▶ _Exercise_
List, from the lines below, each one with "JSON" in it.

▶ _Materials provided_

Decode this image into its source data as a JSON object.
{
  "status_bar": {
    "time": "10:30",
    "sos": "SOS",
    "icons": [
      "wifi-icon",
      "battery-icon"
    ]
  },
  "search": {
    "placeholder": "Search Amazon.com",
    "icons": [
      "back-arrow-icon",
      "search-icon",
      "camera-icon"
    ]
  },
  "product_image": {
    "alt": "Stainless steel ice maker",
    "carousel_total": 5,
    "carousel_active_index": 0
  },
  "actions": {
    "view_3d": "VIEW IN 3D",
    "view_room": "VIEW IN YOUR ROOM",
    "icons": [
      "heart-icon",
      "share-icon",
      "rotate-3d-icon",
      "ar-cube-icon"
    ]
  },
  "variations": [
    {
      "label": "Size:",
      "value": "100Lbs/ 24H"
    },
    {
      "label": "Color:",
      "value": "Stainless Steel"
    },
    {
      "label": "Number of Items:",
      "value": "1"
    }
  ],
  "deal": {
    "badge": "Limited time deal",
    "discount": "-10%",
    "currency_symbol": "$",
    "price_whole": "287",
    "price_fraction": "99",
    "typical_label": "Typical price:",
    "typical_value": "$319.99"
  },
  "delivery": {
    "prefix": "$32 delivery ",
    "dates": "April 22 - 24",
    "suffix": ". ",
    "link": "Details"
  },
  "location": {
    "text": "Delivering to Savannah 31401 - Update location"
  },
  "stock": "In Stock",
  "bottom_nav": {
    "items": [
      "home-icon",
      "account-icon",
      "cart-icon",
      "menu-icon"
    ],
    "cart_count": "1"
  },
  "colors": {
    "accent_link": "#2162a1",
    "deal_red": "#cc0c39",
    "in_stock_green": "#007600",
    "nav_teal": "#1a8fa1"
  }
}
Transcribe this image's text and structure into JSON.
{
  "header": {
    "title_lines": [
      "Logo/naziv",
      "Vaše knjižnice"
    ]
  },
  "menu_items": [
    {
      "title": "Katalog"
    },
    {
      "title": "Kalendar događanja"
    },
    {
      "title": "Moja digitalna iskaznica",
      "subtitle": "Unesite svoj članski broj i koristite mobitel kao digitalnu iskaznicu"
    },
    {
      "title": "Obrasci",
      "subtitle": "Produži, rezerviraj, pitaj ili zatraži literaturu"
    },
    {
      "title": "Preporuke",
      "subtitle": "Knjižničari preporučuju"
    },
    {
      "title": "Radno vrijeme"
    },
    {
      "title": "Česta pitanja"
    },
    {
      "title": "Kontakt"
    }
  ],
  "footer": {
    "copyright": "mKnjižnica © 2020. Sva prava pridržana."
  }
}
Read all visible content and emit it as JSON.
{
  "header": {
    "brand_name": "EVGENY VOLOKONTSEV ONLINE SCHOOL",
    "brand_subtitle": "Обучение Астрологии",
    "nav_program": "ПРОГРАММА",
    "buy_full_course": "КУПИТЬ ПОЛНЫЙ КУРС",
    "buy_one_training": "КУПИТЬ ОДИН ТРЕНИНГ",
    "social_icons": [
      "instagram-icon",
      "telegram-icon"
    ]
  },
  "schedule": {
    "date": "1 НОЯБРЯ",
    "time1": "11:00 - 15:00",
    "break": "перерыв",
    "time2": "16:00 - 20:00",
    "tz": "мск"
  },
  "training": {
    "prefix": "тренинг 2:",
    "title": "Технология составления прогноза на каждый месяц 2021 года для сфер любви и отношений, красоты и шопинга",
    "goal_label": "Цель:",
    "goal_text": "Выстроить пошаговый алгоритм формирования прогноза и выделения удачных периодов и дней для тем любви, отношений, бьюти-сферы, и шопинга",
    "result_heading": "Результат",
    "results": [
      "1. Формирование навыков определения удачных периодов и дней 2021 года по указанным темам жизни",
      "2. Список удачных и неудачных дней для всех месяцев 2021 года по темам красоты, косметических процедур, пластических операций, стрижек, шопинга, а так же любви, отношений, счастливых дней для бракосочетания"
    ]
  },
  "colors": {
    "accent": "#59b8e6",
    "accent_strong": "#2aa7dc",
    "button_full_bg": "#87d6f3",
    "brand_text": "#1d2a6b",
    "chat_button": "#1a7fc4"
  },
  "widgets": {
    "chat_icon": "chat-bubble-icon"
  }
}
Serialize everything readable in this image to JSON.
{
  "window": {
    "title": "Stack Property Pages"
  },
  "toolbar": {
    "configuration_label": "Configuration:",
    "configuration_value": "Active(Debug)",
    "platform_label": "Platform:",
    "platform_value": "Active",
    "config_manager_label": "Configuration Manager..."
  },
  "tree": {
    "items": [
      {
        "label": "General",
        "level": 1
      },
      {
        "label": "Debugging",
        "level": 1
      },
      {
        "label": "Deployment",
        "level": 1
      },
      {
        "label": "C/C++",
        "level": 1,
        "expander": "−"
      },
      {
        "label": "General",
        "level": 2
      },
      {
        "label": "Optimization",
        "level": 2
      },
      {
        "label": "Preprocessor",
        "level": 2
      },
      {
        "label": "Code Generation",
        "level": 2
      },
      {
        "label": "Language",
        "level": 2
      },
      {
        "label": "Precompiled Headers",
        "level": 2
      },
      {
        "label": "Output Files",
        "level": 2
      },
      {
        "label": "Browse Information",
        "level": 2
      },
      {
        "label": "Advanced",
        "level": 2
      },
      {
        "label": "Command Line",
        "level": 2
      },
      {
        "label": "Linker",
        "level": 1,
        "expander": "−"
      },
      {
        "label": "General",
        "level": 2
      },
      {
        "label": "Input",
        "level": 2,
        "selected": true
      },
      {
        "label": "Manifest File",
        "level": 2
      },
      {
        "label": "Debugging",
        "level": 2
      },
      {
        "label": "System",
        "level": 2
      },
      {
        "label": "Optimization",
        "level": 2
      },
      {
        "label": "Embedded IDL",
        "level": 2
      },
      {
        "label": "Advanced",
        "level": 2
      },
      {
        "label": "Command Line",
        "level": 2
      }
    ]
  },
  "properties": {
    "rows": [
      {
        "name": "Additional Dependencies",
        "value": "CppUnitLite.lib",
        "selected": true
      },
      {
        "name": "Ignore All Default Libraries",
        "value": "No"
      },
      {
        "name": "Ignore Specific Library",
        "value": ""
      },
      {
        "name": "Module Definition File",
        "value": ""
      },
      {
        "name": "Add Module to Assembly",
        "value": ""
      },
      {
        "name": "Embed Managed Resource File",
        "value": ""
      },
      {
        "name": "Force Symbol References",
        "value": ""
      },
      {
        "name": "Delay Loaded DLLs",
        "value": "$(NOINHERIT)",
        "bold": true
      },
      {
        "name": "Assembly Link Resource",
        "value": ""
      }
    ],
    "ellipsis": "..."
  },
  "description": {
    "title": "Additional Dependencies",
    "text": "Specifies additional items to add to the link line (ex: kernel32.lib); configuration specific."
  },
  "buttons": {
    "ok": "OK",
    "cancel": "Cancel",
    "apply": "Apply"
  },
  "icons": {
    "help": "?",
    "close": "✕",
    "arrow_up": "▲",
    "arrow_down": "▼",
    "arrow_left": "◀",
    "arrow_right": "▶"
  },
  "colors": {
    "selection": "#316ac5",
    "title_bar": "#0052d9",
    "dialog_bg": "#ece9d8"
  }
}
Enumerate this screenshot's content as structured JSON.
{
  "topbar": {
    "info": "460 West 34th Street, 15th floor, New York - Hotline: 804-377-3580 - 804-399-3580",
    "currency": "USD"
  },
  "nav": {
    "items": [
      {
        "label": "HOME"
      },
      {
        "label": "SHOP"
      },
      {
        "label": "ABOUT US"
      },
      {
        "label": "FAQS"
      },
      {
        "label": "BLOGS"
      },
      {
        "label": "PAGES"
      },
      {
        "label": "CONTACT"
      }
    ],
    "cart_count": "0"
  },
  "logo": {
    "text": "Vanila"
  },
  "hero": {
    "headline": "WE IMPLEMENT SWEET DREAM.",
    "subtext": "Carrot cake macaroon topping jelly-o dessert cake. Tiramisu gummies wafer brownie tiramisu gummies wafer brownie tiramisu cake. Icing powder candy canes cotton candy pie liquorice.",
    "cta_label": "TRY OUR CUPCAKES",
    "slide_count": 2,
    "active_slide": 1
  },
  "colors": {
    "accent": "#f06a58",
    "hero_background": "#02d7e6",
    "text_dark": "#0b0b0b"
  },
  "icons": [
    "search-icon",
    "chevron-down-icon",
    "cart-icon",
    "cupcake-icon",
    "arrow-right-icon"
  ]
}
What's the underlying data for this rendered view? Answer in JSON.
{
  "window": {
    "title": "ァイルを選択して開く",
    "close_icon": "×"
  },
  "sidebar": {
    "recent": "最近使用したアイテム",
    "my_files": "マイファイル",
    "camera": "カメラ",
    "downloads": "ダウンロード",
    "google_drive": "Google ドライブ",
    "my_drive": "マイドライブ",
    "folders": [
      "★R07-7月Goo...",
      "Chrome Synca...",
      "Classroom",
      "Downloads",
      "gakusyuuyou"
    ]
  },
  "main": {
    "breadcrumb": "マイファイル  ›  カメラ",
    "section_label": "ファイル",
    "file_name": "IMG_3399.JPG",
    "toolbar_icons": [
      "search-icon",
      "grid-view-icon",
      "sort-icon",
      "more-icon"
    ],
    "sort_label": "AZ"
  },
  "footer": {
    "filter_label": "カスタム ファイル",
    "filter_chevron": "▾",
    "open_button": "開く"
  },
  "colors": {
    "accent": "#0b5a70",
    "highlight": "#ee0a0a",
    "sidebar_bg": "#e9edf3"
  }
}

▶ _Answer in full_
Decode this image into its source data as a JSON object.
Transcribe this image's text and structure into JSON.
Read all visible content and emit it as JSON.
Serialize everything readable in this image to JSON.
Enumerate this screenshot's content as structured JSON.
What's the underlying data for this rendered view? Answer in JSON.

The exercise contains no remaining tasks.